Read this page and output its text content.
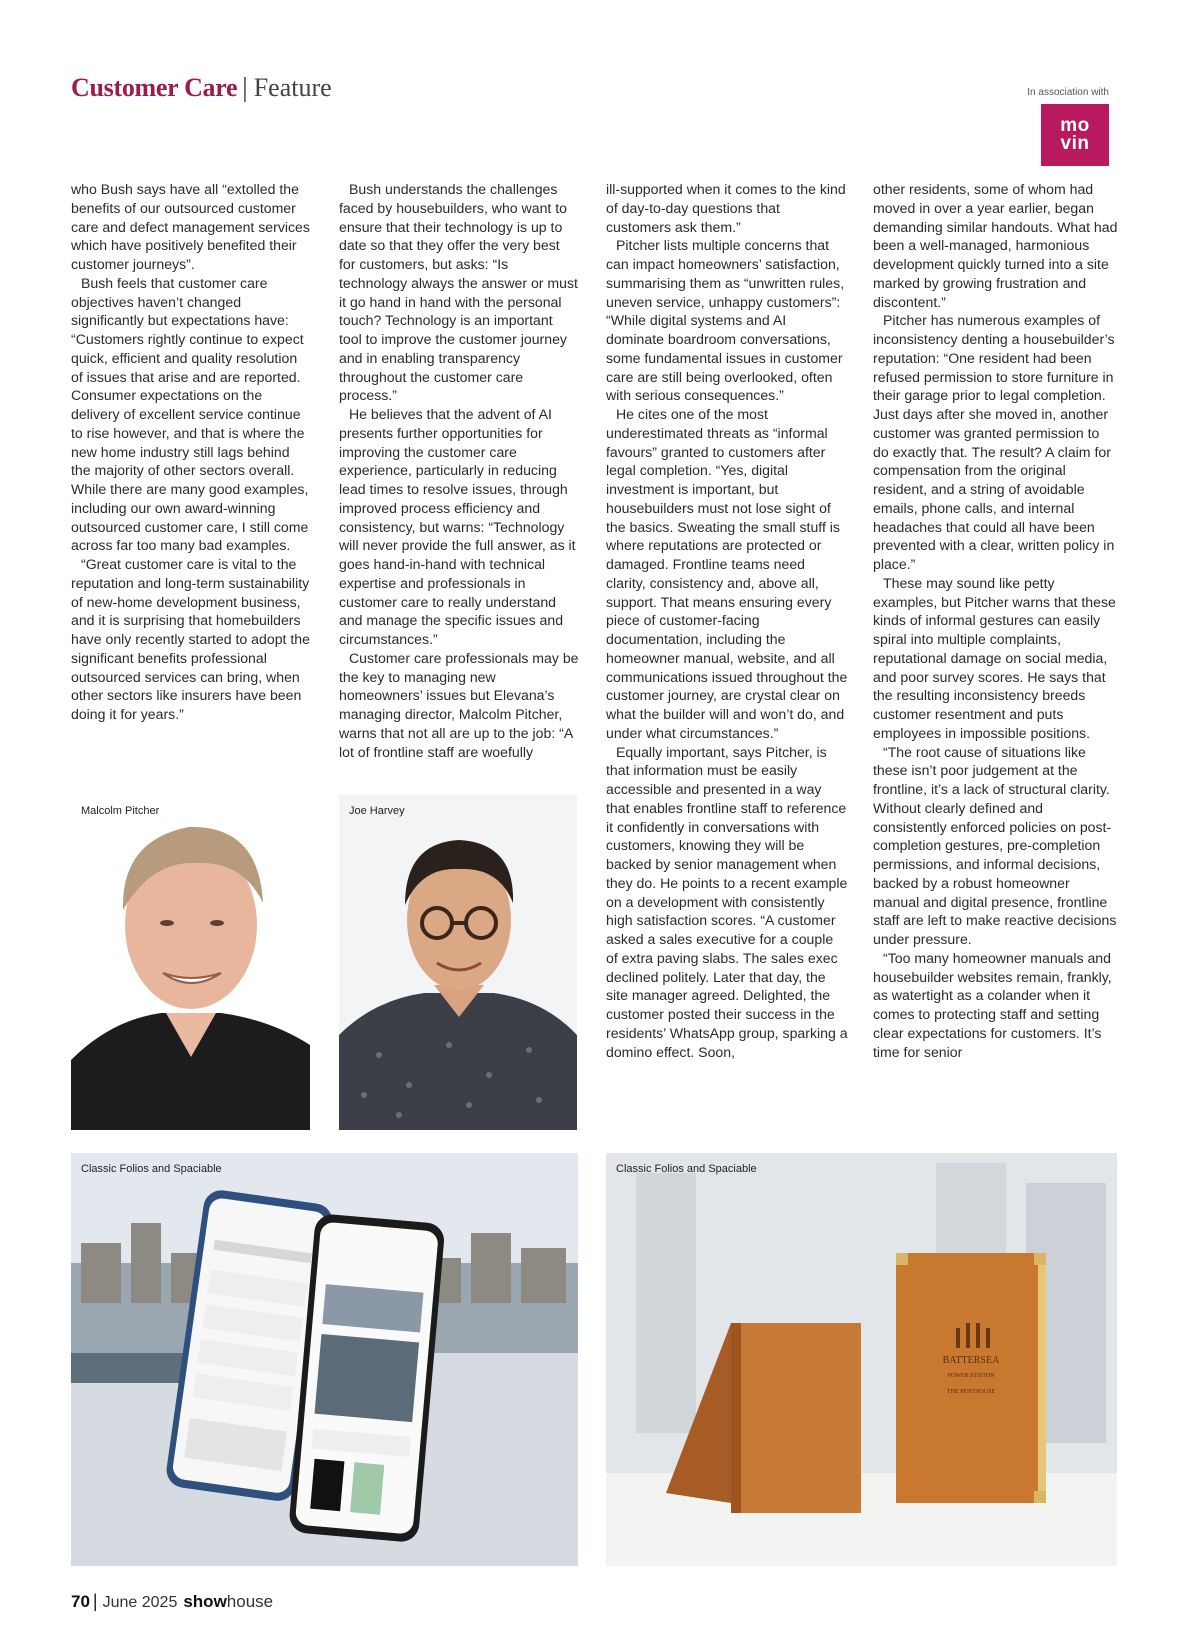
Customer Care | Feature	In association with
mo
vin

who Bush says have all “extolled the benefits of our outsourced customer care and defect management services which have positively benefited their customer journeys”.

Bush feels that customer care objectives haven’t changed significantly but expectations have: “Customers rightly continue to expect quick, efficient and quality resolution of issues that arise and are reported. Consumer expectations on the delivery of excellent service continue to rise however, and that is where the new home industry still lags behind the majority of other sectors overall. While there are many good examples, including our own award-winning outsourced customer care, I still come across far too many bad examples.

“Great customer care is vital to the reputation and long-term sustainability of new-home development business, and it is surprising that homebuilders have only recently started to adopt the significant benefits professional outsourced services can bring, when other sectors like insurers have been doing it for years.”

Bush understands the challenges faced by housebuilders, who want to ensure that their technology is up to date so that they offer the very best for customers, but asks: “Is technology always the answer or must it go hand in hand with the personal touch? Technology is an important tool to improve the customer journey and in enabling transparency throughout the customer care process.”

He believes that the advent of AI presents further opportunities for improving the customer care experience, particularly in reducing lead times to resolve issues, through improved process efficiency and consistency, but warns: “Technology will never provide the full answer, as it goes hand-in-hand with technical expertise and professionals in customer care to really understand and manage the specific issues and circumstances.”

Customer care professionals may be the key to managing new homeowners’ issues but Elevana’s managing director, Malcolm Pitcher, warns that not all are up to the job: “A lot of frontline staff are woefully

ill-supported when it comes to the kind of day-to-day questions that customers ask them.”

Pitcher lists multiple concerns that can impact homeowners’ satisfaction, summarising them as “unwritten rules, uneven service, unhappy customers”: “While digital systems and AI dominate boardroom conversations, some fundamental issues in customer care are still being overlooked, often with serious consequences.”

He cites one of the most underestimated threats as “informal favours” granted to customers after legal completion. “Yes, digital investment is important, but housebuilders must not lose sight of the basics. Sweating the small stuff is where reputations are protected or damaged. Frontline teams need clarity, consistency and, above all, support. That means ensuring every piece of customer-facing documentation, including the homeowner manual, website, and all communications issued throughout the customer journey, are crystal clear on what the builder will and won’t do, and under what circumstances.”

Equally important, says Pitcher, is that information must be easily accessible and presented in a way that enables frontline staff to reference it confidently in conversations with customers, knowing they will be backed by senior management when they do. He points to a recent example on a development with consistently high satisfaction scores. “A customer asked a sales executive for a couple of extra paving slabs. The sales exec declined politely. Later that day, the site manager agreed. Delighted, the customer posted their success in the residents’ WhatsApp group, sparking a domino effect. Soon,

other residents, some of whom had moved in over a year earlier, began demanding similar handouts. What had been a well-managed, harmonious development quickly turned into a site marked by growing frustration and discontent.”

Pitcher has numerous examples of inconsistency denting a housebuilder’s reputation: “One resident had been refused permission to store furniture in their garage prior to legal completion. Just days after she moved in, another customer was granted permission to do exactly that. The result? A claim for compensation from the original resident, and a string of avoidable emails, phone calls, and internal headaches that could all have been prevented with a clear, written policy in place.”

These may sound like petty examples, but Pitcher warns that these kinds of informal gestures can easily spiral into multiple complaints, reputational damage on social media, and poor survey scores. He says that the resulting inconsistency breeds customer resentment and puts employees in impossible positions.

“The root cause of situations like these isn’t poor judgement at the frontline, it’s a lack of structural clarity. Without clearly defined and consistently enforced policies on post-completion gestures, pre-completion permissions, and informal decisions, backed by a robust homeowner manual and digital presence, frontline staff are left to make reactive decisions under pressure.

“Too many homeowner manuals and housebuilder websites remain, frankly, as watertight as a colander when it comes to protecting staff and setting clear expectations for customers. It’s time for senior

Malcolm Pitcher	Joe Harvey
Classic Folios and Spaciable	Classic Folios and Spaciable
BATTERSEA
POWER STATION
THE PENTHOUSE
70 | June 2025 show house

• • • •

Any pictures should be dropped; transcribe the rest of the records above exactly.

RESPONSE TO THIS TASK:
Read this page and output its text content.
Customer Care | Feature	In association with
mo
vin

who Bush says have all “extolled the benefits of our outsourced customer care and defect management services which have positively benefited their customer journeys”.

Bush feels that customer care objectives haven’t changed significantly but expectations have: “Customers rightly continue to expect quick, efficient and quality resolution of issues that arise and are reported. Consumer expectations on the delivery of excellent service continue to rise however, and that is where the new home industry still lags behind the majority of other sectors overall. While there are many good examples, including our own award-winning outsourced customer care, I still come across far too many bad examples.

“Great customer care is vital to the reputation and long-term sustainability of new-home development business, and it is surprising that homebuilders have only recently started to adopt the significant benefits professional outsourced services can bring, when other sectors like insurers have been doing it for years.”

Bush understands the challenges faced by housebuilders, who want to ensure that their technology is up to date so that they offer the very best for customers, but asks: “Is technology always the answer or must it go hand in hand with the personal touch? Technology is an important tool to improve the customer journey and in enabling transparency throughout the customer care process.”

He believes that the advent of AI presents further opportunities for improving the customer care experience, particularly in reducing lead times to resolve issues, through improved process efficiency and consistency, but warns: “Technology will never provide the full answer, as it goes hand-in-hand with technical expertise and professionals in customer care to really understand and manage the specific issues and circumstances.”

Customer care professionals may be the key to managing new homeowners’ issues but Elevana’s managing director, Malcolm Pitcher, warns that not all are up to the job: “A lot of frontline staff are woefully

ill-supported when it comes to the kind of day-to-day questions that customers ask them.”

Pitcher lists multiple concerns that can impact homeowners’ satisfaction, summarising them as “unwritten rules, uneven service, unhappy customers”: “While digital systems and AI dominate boardroom conversations, some fundamental issues in customer care are still being overlooked, often with serious consequences.”

He cites one of the most underestimated threats as “informal favours” granted to customers after legal completion. “Yes, digital investment is important, but housebuilders must not lose sight of the basics. Sweating the small stuff is where reputations are protected or damaged. Frontline teams need clarity, consistency and, above all, support. That means ensuring every piece of customer-facing documentation, including the homeowner manual, website, and all communications issued throughout the customer journey, are crystal clear on what the builder will and won’t do, and under what circumstances.”

Equally important, says Pitcher, is that information must be easily accessible and presented in a way that enables frontline staff to reference it confidently in conversations with customers, knowing they will be backed by senior management when they do. He points to a recent example on a development with consistently high satisfaction scores. “A customer asked a sales executive for a couple of extra paving slabs. The sales exec declined politely. Later that day, the site manager agreed. Delighted, the customer posted their success in the residents’ WhatsApp group, sparking a domino effect. Soon,

other residents, some of whom had moved in over a year earlier, began demanding similar handouts. What had been a well-managed, harmonious development quickly turned into a site marked by growing frustration and discontent.”

Pitcher has numerous examples of inconsistency denting a housebuilder’s reputation: “One resident had been refused permission to store furniture in their garage prior to legal completion. Just days after she moved in, another customer was granted permission to do exactly that. The result? A claim for compensation from the original resident, and a string of avoidable emails, phone calls, and internal headaches that could all have been prevented with a clear, written policy in place.”

These may sound like petty examples, but Pitcher warns that these kinds of informal gestures can easily spiral into multiple complaints, reputational damage on social media, and poor survey scores. He says that the resulting inconsistency breeds customer resentment and puts employees in impossible positions.

“The root cause of situations like these isn’t poor judgement at the frontline, it’s a lack of structural clarity. Without clearly defined and consistently enforced policies on post-completion gestures, pre-completion permissions, and informal decisions, backed by a robust homeowner manual and digital presence, frontline staff are left to make reactive decisions under pressure.

“Too many homeowner manuals and housebuilder websites remain, frankly, as watertight as a colander when it comes to protecting staff and setting clear expectations for customers. It’s time for senior

Malcolm Pitcher	Joe Harvey
Classic Folios and Spaciable	Classic Folios and Spaciable
BATTERSEA
POWER STATION
THE PENTHOUSE
70 | June 2025 show house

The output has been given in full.